**Recorded data:**
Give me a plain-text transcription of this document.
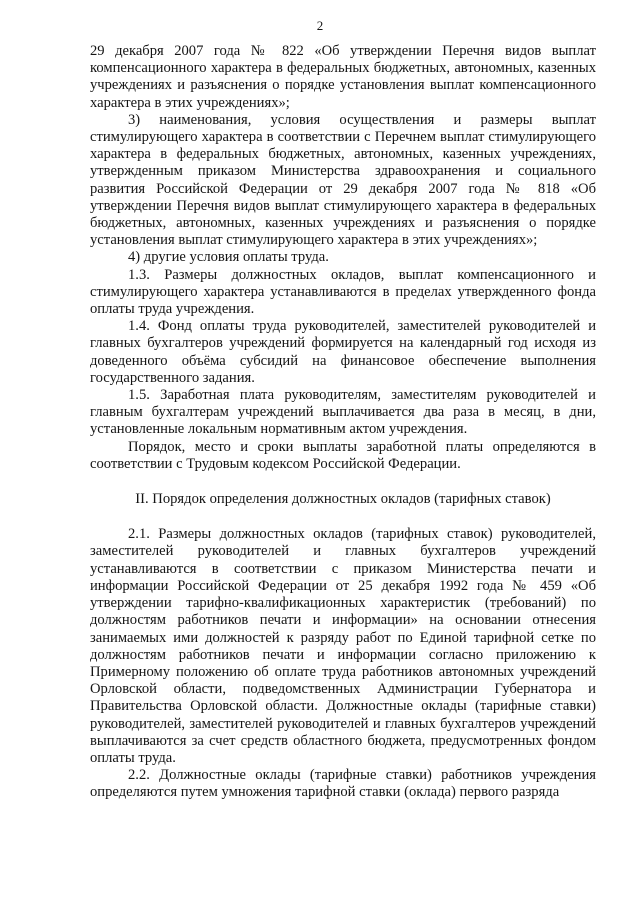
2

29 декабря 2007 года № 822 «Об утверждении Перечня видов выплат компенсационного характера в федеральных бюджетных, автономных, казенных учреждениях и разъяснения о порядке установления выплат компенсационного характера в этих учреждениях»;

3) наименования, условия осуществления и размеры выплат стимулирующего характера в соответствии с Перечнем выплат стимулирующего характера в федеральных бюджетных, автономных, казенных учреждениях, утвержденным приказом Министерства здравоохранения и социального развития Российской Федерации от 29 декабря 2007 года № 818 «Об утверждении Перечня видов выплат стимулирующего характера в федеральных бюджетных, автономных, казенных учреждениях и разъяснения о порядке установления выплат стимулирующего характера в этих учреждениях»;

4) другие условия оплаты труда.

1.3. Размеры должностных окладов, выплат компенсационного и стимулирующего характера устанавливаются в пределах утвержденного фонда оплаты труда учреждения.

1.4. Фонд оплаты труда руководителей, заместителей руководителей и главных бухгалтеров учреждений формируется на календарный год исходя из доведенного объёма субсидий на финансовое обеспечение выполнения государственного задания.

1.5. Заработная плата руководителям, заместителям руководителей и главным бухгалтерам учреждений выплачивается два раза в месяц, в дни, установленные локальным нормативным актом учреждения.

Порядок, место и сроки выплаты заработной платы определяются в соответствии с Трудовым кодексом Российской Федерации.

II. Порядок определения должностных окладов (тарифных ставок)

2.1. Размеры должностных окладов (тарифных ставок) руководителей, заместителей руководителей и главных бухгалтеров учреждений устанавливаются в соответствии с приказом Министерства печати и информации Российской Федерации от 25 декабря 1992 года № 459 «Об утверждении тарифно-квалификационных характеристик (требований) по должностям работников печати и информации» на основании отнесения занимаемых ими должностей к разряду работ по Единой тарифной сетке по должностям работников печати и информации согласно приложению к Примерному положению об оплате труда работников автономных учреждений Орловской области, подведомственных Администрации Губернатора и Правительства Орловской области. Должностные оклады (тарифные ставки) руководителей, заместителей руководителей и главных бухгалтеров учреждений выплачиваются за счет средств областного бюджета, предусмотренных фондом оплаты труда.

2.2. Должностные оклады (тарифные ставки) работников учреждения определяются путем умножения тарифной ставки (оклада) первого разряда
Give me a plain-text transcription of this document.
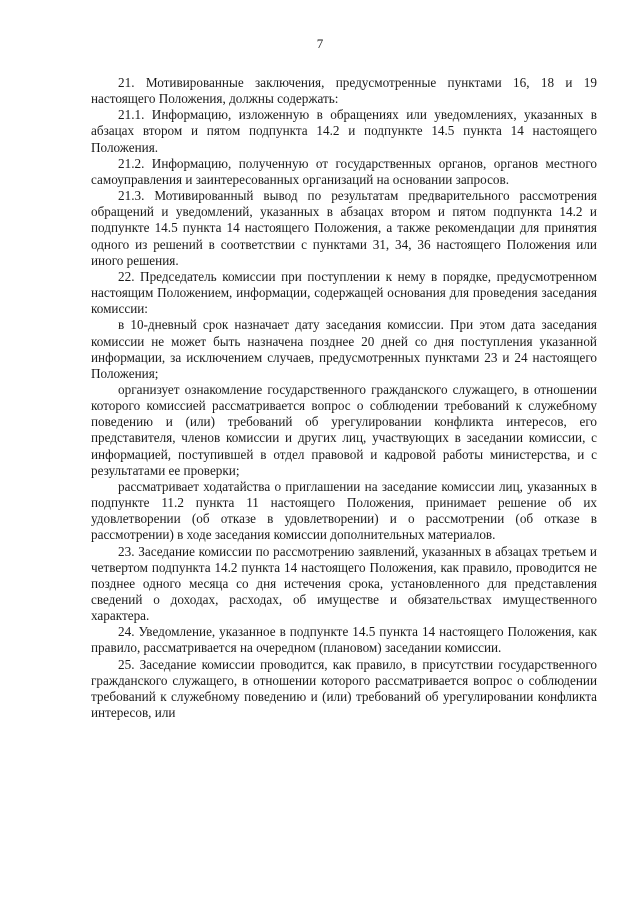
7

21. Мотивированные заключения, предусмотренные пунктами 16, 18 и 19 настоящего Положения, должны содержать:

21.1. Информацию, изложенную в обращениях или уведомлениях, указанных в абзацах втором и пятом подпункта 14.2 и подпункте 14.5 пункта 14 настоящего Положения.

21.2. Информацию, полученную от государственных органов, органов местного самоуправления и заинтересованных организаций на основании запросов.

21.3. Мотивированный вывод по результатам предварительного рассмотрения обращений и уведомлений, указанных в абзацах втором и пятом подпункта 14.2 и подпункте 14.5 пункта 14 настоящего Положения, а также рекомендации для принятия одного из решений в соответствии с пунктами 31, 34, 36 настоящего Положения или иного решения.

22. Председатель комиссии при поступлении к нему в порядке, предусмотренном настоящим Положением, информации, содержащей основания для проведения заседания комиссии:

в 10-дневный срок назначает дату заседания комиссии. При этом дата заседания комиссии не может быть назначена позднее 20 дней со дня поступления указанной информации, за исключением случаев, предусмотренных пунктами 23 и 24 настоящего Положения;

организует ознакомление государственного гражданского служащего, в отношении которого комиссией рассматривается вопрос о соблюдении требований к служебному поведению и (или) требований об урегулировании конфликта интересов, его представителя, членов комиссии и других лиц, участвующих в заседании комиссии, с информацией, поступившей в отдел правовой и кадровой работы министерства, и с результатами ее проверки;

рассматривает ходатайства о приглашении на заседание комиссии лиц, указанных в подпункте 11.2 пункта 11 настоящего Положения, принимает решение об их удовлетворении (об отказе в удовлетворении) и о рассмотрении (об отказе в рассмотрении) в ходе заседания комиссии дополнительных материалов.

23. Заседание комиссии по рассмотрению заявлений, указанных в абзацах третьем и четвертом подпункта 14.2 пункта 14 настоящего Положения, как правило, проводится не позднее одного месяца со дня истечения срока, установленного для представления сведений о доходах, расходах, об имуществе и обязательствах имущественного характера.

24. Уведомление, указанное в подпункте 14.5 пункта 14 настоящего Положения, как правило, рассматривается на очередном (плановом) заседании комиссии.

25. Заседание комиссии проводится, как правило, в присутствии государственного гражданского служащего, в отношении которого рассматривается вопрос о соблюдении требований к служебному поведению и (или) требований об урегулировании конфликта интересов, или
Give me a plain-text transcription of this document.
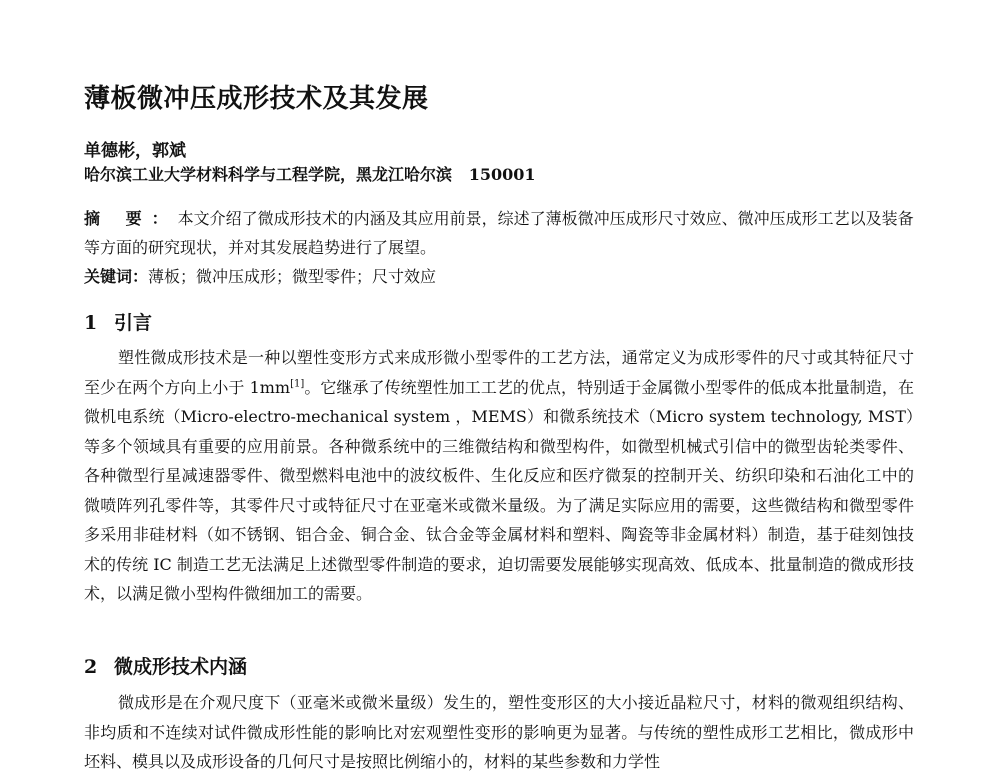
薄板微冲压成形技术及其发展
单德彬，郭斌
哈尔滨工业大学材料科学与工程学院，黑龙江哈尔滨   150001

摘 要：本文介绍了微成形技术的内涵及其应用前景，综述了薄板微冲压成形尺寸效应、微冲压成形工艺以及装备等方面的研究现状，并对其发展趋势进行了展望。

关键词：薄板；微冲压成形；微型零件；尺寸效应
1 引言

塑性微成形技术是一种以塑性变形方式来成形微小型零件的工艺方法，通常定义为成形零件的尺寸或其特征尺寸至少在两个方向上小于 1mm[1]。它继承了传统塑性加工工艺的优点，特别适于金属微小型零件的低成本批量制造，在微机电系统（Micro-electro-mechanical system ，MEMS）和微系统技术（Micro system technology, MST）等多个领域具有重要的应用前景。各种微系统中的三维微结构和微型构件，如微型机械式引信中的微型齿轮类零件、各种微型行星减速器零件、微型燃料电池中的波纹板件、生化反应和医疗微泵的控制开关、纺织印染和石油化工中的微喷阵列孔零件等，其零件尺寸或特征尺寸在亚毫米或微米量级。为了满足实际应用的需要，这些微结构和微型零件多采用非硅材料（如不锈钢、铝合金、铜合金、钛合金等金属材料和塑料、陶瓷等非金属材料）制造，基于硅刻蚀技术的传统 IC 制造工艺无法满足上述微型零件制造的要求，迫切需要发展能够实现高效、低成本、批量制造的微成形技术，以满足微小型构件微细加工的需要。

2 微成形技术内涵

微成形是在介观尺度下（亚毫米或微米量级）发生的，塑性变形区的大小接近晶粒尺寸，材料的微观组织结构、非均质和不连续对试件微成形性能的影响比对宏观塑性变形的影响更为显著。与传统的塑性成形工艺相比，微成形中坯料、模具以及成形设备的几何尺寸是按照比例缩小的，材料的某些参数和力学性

**What you will do:**
Restate the entire listing word for word, excluding pictures.

**Response:**
Give me a plain-text transcription of this document.
2

29 декабря 2007 года № 822 «Об утверждении Перечня видов выплат компенсационного характера в федеральных бюджетных, автономных, казенных учреждениях и разъяснения о порядке установления выплат компенсационного характера в этих учреждениях»;

3) наименования, условия осуществления и размеры выплат стимулирующего характера в соответствии с Перечнем выплат стимулирующего характера в федеральных бюджетных, автономных, казенных учреждениях, утвержденным приказом Министерства здравоохранения и социального развития Российской Федерации от 29 декабря 2007 года № 818 «Об утверждении Перечня видов выплат стимулирующего характера в федеральных бюджетных, автономных, казенных учреждениях и разъяснения о порядке установления выплат стимулирующего характера в этих учреждениях»;

4) другие условия оплаты труда.

1.3. Размеры должностных окладов, выплат компенсационного и стимулирующего характера устанавливаются в пределах утвержденного фонда оплаты труда учреждения.

1.4. Фонд оплаты труда руководителей, заместителей руководителей и главных бухгалтеров учреждений формируется на календарный год исходя из доведенного объёма субсидий на финансовое обеспечение выполнения государственного задания.

1.5. Заработная плата руководителям, заместителям руководителей и главным бухгалтерам учреждений выплачивается два раза в месяц, в дни, установленные локальным нормативным актом учреждения.

Порядок, место и сроки выплаты заработной платы определяются в соответствии с Трудовым кодексом Российской Федерации.

II. Порядок определения должностных окладов (тарифных ставок)

2.1. Размеры должностных окладов (тарифных ставок) руководителей, заместителей руководителей и главных бухгалтеров учреждений устанавливаются в соответствии с приказом Министерства печати и информации Российской Федерации от 25 декабря 1992 года № 459 «Об утверждении тарифно-квалификационных характеристик (требований) по должностям работников печати и информации» на основании отнесения занимаемых ими должностей к разряду работ по Единой тарифной сетке по должностям работников печати и информации согласно приложению к Примерному положению об оплате труда работников автономных учреждений Орловской области, подведомственных Администрации Губернатора и Правительства Орловской области. Должностные оклады (тарифные ставки) руководителей, заместителей руководителей и главных бухгалтеров учреждений выплачиваются за счет средств областного бюджета, предусмотренных фондом оплаты труда.

2.2. Должностные оклады (тарифные ставки) работников учреждения определяются путем умножения тарифной ставки (оклада) первого разряда
Give me a plain-text transcription of this document.
7

21. Мотивированные заключения, предусмотренные пунктами 16, 18 и 19 настоящего Положения, должны содержать:

21.1. Информацию, изложенную в обращениях или уведомлениях, указанных в абзацах втором и пятом подпункта 14.2 и подпункте 14.5 пункта 14 настоящего Положения.

21.2. Информацию, полученную от государственных органов, органов местного самоуправления и заинтересованных организаций на основании запросов.

21.3. Мотивированный вывод по результатам предварительного рассмотрения обращений и уведомлений, указанных в абзацах втором и пятом подпункта 14.2 и подпункте 14.5 пункта 14 настоящего Положения, а также рекомендации для принятия одного из решений в соответствии с пунктами 31, 34, 36 настоящего Положения или иного решения.

22. Председатель комиссии при поступлении к нему в порядке, предусмотренном настоящим Положением, информации, содержащей основания для проведения заседания комиссии:

в 10-дневный срок назначает дату заседания комиссии. При этом дата заседания комиссии не может быть назначена позднее 20 дней со дня поступления указанной информации, за исключением случаев, предусмотренных пунктами 23 и 24 настоящего Положения;

организует ознакомление государственного гражданского служащего, в отношении которого комиссией рассматривается вопрос о соблюдении требований к служебному поведению и (или) требований об урегулировании конфликта интересов, его представителя, членов комиссии и других лиц, участвующих в заседании комиссии, с информацией, поступившей в отдел правовой и кадровой работы министерства, и с результатами ее проверки;

рассматривает ходатайства о приглашении на заседание комиссии лиц, указанных в подпункте 11.2 пункта 11 настоящего Положения, принимает решение об их удовлетворении (об отказе в удовлетворении) и о рассмотрении (об отказе в рассмотрении) в ходе заседания комиссии дополнительных материалов.

23. Заседание комиссии по рассмотрению заявлений, указанных в абзацах третьем и четвертом подпункта 14.2 пункта 14 настоящего Положения, как правило, проводится не позднее одного месяца со дня истечения срока, установленного для представления сведений о доходах, расходах, об имуществе и обязательствах имущественного характера.

24. Уведомление, указанное в подпункте 14.5 пункта 14 настоящего Положения, как правило, рассматривается на очередном (плановом) заседании комиссии.

25. Заседание комиссии проводится, как правило, в присутствии государственного гражданского служащего, в отношении которого рассматривается вопрос о соблюдении требований к служебному поведению и (или) требований об урегулировании конфликта интересов, или
Give me a plain-text transcription of this document.
薄板微冲压成形技术及其发展
单德彬，郭斌
哈尔滨工业大学材料科学与工程学院，黑龙江哈尔滨   150001

摘 要：本文介绍了微成形技术的内涵及其应用前景，综述了薄板微冲压成形尺寸效应、微冲压成形工艺以及装备等方面的研究现状，并对其发展趋势进行了展望。

关键词：薄板；微冲压成形；微型零件；尺寸效应
1 引言

塑性微成形技术是一种以塑性变形方式来成形微小型零件的工艺方法，通常定义为成形零件的尺寸或其特征尺寸至少在两个方向上小于 1mm[1]。它继承了传统塑性加工工艺的优点，特别适于金属微小型零件的低成本批量制造，在微机电系统（Micro-electro-mechanical system ，MEMS）和微系统技术（Micro system technology, MST）等多个领域具有重要的应用前景。各种微系统中的三维微结构和微型构件，如微型机械式引信中的微型齿轮类零件、各种微型行星减速器零件、微型燃料电池中的波纹板件、生化反应和医疗微泵的控制开关、纺织印染和石油化工中的微喷阵列孔零件等，其零件尺寸或特征尺寸在亚毫米或微米量级。为了满足实际应用的需要，这些微结构和微型零件多采用非硅材料（如不锈钢、铝合金、铜合金、钛合金等金属材料和塑料、陶瓷等非金属材料）制造，基于硅刻蚀技术的传统 IC 制造工艺无法满足上述微型零件制造的要求，迫切需要发展能够实现高效、低成本、批量制造的微成形技术，以满足微小型构件微细加工的需要。

2 微成形技术内涵

微成形是在介观尺度下（亚毫米或微米量级）发生的，塑性变形区的大小接近晶粒尺寸，材料的微观组织结构、非均质和不连续对试件微成形性能的影响比对宏观塑性变形的影响更为显著。与传统的塑性成形工艺相比，微成形中坯料、模具以及成形设备的几何尺寸是按照比例缩小的，材料的某些参数和力学性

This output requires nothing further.